Data listing:

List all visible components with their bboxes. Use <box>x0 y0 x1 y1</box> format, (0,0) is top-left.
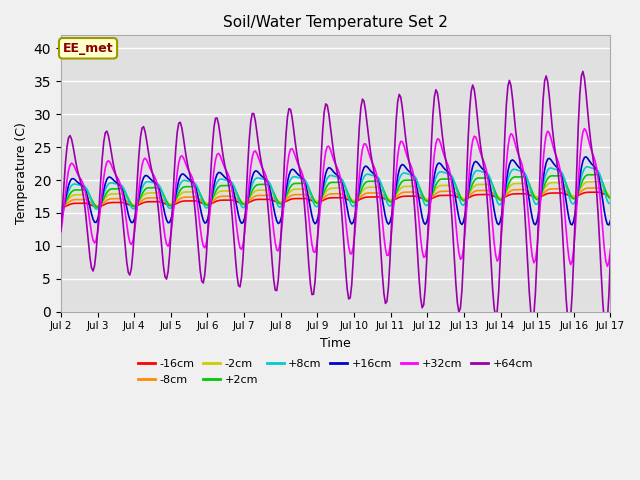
Text: EE_met: EE_met <box>63 42 113 55</box>
X-axis label: Time: Time <box>320 337 351 350</box>
Title: Soil/Water Temperature Set 2: Soil/Water Temperature Set 2 <box>223 15 448 30</box>
Legend: -16cm, -8cm, -2cm, +2cm, +8cm, +16cm, +32cm, +64cm: -16cm, -8cm, -2cm, +2cm, +8cm, +16cm, +3… <box>134 355 538 389</box>
Y-axis label: Temperature (C): Temperature (C) <box>15 122 28 225</box>
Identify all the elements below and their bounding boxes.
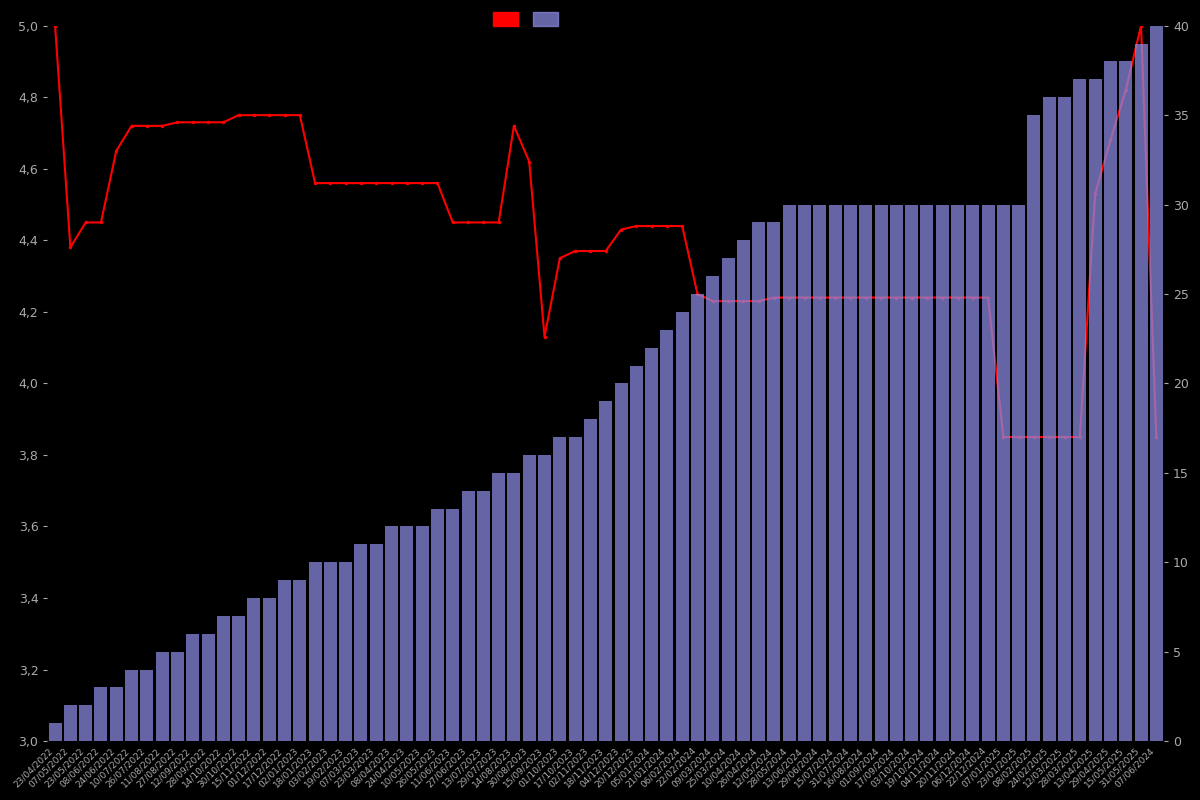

Written problem:
Return every line of the records above word for word, leaving out the pictures.

Full solution:
List all visible components with their bboxes. Use <box>x0 y0 x1 y1</box> format, (0,0) is top-left.
Text: EE_met: EE_met <box>63 42 113 55</box>
X-axis label: Time: Time <box>320 337 351 350</box>
Title: Soil/Water Temperature Set 2: Soil/Water Temperature Set 2 <box>223 15 448 30</box>
Legend: -16cm, -8cm, -2cm, +2cm, +8cm, +16cm, +32cm, +64cm: -16cm, -8cm, -2cm, +2cm, +8cm, +16cm, +3… <box>134 355 538 389</box>
Y-axis label: Temperature (C): Temperature (C) <box>15 122 28 225</box>
Identify all the elements below and their bounding boxes.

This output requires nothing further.